──────── DATA SUPPLIED
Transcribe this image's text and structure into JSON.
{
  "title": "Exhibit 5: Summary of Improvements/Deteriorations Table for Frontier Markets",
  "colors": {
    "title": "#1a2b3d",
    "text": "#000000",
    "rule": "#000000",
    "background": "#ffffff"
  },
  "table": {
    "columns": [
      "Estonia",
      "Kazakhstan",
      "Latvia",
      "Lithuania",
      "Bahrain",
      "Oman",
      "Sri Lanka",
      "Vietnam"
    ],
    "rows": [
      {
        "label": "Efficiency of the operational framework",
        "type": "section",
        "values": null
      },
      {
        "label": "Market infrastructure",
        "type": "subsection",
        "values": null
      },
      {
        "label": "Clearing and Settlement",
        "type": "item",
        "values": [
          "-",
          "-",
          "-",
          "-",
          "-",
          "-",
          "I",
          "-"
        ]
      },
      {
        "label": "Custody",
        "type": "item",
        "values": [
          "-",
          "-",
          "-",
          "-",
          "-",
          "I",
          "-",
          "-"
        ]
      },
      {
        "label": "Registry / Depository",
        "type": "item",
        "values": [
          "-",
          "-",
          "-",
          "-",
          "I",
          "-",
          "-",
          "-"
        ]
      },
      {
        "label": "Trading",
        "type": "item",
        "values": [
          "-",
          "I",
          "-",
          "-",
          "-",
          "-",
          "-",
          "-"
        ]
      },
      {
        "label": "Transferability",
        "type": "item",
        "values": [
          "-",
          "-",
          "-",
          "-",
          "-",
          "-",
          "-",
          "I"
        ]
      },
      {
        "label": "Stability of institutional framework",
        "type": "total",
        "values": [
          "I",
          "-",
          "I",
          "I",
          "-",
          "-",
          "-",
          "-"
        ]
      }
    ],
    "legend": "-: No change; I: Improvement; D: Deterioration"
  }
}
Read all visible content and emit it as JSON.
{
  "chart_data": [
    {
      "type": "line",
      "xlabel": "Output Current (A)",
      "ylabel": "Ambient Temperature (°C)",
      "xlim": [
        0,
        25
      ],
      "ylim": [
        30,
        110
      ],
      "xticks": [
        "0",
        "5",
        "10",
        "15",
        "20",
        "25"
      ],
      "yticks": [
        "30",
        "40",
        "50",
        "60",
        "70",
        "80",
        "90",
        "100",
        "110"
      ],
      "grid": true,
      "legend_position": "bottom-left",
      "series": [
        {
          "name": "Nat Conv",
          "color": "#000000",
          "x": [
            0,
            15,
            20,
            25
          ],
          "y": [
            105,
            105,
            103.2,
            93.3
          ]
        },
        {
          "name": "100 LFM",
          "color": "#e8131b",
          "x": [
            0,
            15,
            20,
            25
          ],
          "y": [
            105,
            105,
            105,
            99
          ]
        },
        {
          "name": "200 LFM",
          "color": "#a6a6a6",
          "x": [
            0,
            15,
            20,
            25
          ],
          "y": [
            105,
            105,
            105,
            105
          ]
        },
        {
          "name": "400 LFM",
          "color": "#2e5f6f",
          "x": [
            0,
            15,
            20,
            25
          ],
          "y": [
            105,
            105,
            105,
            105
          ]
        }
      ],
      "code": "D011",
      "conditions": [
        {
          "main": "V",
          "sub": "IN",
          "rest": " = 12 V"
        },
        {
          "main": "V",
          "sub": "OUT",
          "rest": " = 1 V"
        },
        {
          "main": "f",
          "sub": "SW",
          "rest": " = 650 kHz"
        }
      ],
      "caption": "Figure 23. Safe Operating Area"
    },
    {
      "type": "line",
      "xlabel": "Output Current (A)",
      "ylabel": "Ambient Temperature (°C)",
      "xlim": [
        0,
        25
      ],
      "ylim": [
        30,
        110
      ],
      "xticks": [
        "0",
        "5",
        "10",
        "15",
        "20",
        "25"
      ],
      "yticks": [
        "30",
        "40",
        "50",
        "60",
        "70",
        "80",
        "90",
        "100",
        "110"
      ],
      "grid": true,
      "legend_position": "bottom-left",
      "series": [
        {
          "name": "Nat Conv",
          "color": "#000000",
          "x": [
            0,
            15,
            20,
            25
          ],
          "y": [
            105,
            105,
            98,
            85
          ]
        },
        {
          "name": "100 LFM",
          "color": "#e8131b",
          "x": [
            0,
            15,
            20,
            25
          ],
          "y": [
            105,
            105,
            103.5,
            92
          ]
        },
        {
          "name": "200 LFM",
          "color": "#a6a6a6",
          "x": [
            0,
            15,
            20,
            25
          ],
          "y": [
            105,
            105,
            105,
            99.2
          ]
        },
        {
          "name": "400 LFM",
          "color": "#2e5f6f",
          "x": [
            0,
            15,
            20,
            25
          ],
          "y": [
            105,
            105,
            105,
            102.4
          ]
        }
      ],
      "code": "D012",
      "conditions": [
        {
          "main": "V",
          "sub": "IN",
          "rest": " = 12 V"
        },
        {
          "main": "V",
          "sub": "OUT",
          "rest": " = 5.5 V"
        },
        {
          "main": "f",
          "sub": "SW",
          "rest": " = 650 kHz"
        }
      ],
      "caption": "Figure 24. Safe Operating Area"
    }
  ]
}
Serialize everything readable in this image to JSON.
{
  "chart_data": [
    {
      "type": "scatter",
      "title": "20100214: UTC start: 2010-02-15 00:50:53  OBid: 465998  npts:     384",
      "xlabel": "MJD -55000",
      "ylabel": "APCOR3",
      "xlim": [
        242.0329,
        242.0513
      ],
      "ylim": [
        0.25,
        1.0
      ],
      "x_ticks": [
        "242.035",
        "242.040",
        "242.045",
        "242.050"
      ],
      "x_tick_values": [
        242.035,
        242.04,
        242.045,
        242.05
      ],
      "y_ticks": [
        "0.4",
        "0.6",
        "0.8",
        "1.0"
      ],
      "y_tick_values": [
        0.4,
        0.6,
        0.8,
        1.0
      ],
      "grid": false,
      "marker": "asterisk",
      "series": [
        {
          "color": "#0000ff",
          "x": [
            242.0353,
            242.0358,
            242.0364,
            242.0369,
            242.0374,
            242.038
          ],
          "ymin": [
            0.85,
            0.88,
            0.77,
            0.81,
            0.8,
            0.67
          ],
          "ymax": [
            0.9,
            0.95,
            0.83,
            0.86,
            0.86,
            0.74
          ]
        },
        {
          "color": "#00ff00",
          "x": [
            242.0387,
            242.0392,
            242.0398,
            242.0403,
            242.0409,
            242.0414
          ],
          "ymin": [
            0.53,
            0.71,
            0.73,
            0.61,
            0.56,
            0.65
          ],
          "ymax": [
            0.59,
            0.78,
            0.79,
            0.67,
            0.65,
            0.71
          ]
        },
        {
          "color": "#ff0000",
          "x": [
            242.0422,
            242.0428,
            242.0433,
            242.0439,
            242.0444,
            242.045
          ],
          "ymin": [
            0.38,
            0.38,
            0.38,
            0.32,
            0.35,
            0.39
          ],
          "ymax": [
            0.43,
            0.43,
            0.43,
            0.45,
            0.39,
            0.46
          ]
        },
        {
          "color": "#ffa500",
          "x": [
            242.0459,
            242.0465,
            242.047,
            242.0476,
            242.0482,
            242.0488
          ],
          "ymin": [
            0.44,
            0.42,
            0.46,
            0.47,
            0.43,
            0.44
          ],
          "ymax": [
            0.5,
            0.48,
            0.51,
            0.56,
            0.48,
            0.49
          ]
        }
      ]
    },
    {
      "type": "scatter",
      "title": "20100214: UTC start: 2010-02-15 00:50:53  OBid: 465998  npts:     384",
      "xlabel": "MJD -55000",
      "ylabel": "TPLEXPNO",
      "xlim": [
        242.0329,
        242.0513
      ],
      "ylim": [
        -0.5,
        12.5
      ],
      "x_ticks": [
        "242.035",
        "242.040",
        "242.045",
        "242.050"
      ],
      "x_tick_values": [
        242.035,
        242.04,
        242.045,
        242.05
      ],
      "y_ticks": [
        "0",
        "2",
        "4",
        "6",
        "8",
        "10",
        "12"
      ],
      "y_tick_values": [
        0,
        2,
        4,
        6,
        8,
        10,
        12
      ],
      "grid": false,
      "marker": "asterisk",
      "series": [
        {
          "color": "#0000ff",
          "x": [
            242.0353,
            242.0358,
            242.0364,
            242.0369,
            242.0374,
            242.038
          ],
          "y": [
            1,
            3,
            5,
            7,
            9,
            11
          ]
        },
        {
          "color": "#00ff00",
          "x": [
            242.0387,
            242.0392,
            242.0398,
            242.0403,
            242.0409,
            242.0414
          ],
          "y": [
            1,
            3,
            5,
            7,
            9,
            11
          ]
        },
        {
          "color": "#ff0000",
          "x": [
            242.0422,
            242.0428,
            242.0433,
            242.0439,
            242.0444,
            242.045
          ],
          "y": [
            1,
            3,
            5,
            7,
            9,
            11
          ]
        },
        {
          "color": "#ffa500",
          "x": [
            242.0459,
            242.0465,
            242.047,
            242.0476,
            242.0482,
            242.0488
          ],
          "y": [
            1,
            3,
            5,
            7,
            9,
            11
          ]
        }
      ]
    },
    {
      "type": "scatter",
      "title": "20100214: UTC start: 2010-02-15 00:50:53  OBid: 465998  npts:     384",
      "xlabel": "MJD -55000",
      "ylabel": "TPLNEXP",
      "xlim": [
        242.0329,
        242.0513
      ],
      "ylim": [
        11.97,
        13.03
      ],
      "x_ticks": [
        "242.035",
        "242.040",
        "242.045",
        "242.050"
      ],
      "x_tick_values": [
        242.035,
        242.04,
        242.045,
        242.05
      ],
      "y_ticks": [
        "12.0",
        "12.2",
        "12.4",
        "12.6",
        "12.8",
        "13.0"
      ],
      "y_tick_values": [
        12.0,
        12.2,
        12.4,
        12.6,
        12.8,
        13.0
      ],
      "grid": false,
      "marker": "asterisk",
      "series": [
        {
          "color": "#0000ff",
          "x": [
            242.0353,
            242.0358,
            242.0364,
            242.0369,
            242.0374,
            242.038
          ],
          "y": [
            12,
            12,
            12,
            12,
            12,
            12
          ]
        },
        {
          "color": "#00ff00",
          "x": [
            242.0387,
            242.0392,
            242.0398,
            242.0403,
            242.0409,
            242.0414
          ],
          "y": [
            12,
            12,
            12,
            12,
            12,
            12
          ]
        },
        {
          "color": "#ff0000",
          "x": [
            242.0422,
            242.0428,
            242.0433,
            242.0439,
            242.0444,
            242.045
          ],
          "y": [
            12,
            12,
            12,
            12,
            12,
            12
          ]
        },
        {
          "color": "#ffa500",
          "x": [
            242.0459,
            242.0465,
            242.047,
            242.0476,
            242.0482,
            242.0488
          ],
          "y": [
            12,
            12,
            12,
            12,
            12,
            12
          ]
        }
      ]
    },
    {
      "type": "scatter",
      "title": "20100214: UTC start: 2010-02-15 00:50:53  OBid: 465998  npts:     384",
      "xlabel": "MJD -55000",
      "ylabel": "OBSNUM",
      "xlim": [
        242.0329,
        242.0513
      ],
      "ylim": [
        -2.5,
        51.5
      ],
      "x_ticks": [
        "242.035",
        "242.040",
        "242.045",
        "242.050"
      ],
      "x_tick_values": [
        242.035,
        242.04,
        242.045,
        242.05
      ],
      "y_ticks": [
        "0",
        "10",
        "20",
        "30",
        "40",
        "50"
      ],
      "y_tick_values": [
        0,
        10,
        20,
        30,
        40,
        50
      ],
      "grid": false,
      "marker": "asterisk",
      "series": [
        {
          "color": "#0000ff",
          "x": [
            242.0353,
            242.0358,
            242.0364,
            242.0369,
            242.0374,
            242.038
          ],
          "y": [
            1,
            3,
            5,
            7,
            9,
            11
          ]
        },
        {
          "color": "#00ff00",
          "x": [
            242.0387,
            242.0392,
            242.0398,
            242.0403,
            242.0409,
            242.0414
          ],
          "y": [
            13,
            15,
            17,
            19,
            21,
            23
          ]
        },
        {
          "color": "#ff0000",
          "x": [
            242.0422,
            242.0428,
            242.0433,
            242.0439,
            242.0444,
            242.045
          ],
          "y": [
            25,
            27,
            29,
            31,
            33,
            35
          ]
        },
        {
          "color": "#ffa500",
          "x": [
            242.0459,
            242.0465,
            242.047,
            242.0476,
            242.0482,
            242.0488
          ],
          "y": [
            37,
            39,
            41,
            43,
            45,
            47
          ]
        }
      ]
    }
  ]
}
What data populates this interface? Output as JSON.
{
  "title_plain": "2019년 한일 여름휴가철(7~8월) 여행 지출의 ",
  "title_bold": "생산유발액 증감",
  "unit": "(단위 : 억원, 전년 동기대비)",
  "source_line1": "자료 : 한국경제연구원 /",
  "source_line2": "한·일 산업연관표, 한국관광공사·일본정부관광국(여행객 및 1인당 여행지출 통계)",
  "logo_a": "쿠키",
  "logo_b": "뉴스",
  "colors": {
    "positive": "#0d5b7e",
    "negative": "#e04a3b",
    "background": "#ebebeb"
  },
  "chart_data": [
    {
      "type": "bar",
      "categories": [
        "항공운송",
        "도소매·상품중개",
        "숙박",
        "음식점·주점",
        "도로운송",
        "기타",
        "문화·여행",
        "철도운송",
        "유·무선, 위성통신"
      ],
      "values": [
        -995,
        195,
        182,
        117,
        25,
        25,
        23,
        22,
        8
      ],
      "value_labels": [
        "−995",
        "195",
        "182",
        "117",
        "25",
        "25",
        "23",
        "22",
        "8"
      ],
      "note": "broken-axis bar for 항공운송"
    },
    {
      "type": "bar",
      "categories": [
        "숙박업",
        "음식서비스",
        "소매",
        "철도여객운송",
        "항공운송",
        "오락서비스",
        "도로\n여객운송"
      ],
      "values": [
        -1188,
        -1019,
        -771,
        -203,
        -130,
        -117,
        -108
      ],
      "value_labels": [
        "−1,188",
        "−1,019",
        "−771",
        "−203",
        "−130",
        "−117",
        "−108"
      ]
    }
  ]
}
────────────────
(TASK INSTRUCTIONS): Locate "What data populates" in the data above. Then repeat, exactly, its line and each line after it through the last, adding nothing.

(FULL SOLUTION):
What data populates this interface? Output as JSON.
{
  "title_plain": "2019년 한일 여름휴가철(7~8월) 여행 지출의 ",
  "title_bold": "생산유발액 증감",
  "unit": "(단위 : 억원, 전년 동기대비)",
  "source_line1": "자료 : 한국경제연구원 /",
  "source_line2": "한·일 산업연관표, 한국관광공사·일본정부관광국(여행객 및 1인당 여행지출 통계)",
  "logo_a": "쿠키",
  "logo_b": "뉴스",
  "colors": {
    "positive": "#0d5b7e",
    "negative": "#e04a3b",
    "background": "#ebebeb"
  },
  "chart_data": [
    {
      "type": "bar",
      "categories": [
        "항공운송",
        "도소매·상품중개",
        "숙박",
        "음식점·주점",
        "도로운송",
        "기타",
        "문화·여행",
        "철도운송",
        "유·무선, 위성통신"
      ],
      "values": [
        -995,
        195,
        182,
        117,
        25,
        25,
        23,
        22,
        8
      ],
      "value_labels": [
        "−995",
        "195",
        "182",
        "117",
        "25",
        "25",
        "23",
        "22",
        "8"
      ],
      "note": "broken-axis bar for 항공운송"
    },
    {
      "type": "bar",
      "categories": [
        "숙박업",
        "음식서비스",
        "소매",
        "철도여객운송",
        "항공운송",
        "오락서비스",
        "도로\n여객운송"
      ],
      "values": [
        -1188,
        -1019,
        -771,
        -203,
        -130,
        -117,
        -108
      ],
      "value_labels": [
        "−1,188",
        "−1,019",
        "−771",
        "−203",
        "−130",
        "−117",
        "−108"
      ]
    }
  ]
}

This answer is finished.